§ Rows
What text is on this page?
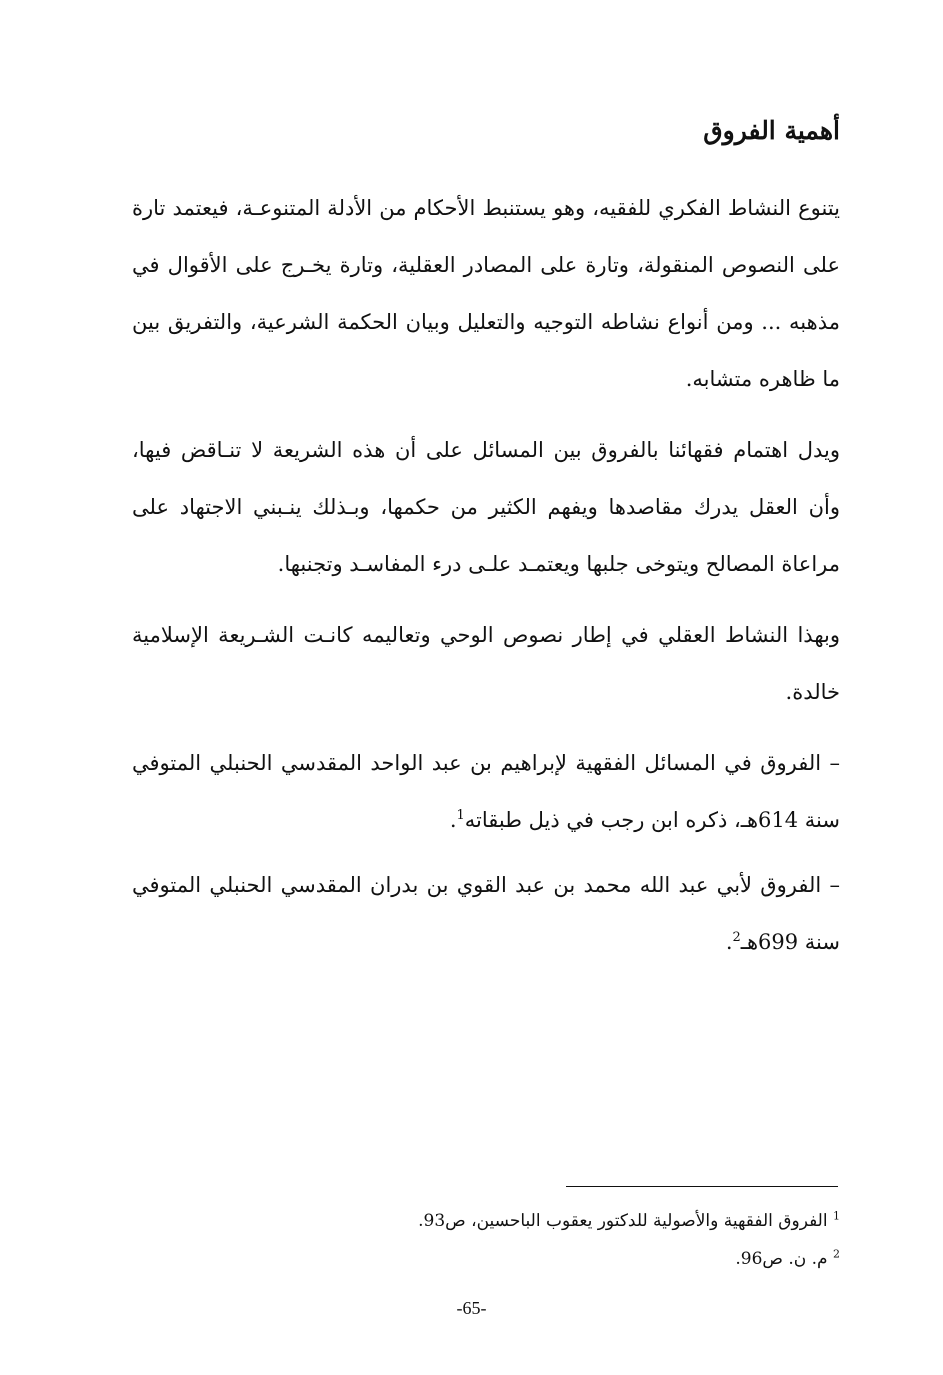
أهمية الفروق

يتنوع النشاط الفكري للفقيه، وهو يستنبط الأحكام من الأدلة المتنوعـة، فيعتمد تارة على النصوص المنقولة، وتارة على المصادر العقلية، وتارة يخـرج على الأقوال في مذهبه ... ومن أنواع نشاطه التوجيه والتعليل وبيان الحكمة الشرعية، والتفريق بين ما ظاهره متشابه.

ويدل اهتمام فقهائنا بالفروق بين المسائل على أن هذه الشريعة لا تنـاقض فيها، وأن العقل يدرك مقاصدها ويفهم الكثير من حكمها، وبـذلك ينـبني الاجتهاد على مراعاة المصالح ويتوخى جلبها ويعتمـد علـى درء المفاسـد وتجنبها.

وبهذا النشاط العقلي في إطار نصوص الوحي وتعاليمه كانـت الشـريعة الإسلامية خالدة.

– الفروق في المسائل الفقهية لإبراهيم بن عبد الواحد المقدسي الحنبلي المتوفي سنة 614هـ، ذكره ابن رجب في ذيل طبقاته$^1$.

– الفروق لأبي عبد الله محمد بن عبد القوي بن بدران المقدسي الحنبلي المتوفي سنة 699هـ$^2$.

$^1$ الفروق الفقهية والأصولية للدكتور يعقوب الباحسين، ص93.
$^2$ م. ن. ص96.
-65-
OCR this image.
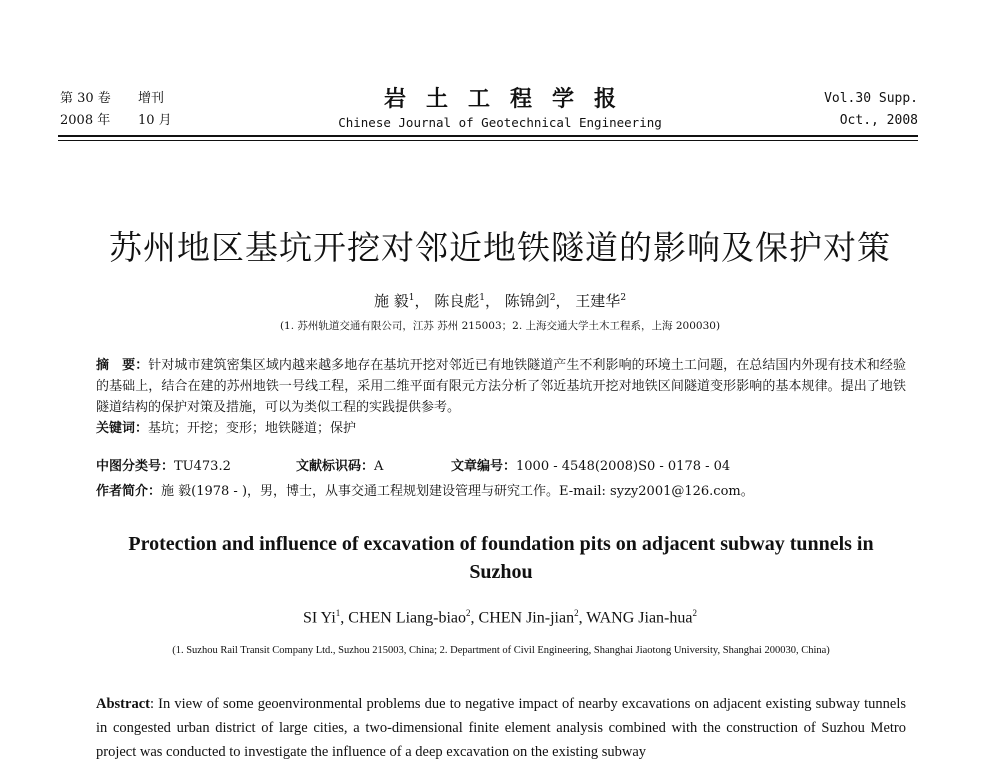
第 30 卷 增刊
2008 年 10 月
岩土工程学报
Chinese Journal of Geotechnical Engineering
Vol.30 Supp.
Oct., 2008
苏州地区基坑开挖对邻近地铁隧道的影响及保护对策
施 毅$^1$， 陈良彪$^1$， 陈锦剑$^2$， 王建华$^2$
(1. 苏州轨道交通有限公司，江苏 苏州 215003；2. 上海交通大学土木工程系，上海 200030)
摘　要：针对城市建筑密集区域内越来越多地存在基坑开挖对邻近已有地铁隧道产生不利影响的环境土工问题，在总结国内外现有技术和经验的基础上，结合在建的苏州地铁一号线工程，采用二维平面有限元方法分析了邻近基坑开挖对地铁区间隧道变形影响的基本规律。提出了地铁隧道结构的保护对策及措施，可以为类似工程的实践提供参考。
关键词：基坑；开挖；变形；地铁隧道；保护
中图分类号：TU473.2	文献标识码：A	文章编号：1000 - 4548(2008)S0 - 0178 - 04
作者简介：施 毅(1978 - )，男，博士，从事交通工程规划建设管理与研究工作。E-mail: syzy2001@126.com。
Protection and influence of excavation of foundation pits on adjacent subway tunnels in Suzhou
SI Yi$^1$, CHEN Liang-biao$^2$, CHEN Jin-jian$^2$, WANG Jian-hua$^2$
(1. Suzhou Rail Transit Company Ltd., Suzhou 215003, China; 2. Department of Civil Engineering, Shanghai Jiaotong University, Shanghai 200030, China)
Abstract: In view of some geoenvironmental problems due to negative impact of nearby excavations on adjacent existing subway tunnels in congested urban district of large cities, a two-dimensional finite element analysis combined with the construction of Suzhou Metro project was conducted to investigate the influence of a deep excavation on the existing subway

...

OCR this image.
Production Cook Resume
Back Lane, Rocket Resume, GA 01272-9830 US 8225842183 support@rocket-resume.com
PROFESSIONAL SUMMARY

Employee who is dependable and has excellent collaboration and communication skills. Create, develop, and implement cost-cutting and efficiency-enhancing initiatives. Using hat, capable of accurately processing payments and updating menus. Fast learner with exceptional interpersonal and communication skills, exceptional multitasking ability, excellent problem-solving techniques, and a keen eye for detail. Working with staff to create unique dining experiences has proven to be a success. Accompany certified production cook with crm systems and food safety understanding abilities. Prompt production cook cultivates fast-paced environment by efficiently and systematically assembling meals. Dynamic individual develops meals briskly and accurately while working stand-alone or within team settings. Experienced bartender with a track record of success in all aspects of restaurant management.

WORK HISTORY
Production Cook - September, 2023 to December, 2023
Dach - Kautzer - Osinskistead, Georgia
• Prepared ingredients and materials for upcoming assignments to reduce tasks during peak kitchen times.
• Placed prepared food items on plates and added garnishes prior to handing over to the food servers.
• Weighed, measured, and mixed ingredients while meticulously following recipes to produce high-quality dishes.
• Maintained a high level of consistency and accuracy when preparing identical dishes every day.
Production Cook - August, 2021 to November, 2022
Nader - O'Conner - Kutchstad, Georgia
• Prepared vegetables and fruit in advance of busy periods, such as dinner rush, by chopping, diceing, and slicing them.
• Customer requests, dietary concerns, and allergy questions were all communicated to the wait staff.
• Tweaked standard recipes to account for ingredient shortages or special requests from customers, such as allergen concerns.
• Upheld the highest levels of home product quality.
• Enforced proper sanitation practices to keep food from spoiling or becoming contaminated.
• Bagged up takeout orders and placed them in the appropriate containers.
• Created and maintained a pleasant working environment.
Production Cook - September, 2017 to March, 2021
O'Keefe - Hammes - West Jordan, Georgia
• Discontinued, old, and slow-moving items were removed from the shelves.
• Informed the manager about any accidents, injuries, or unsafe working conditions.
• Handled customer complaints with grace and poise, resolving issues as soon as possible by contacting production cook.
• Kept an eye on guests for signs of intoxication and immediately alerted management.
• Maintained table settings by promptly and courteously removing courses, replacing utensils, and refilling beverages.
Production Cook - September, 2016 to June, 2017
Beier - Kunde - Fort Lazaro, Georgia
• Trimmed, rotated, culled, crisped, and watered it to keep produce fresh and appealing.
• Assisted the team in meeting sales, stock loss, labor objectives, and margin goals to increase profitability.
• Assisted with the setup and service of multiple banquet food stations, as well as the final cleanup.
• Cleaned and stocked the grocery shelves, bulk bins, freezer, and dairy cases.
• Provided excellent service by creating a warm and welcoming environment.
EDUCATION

§ Exercise description
Go through the entries above and pull out each line with "were" in it.

§ Reply
• Customer requests, dietary concerns, and allergy questions were all communicated to the wait staff.
• Discontinued, old, and slow-moving items were removed from the shelves.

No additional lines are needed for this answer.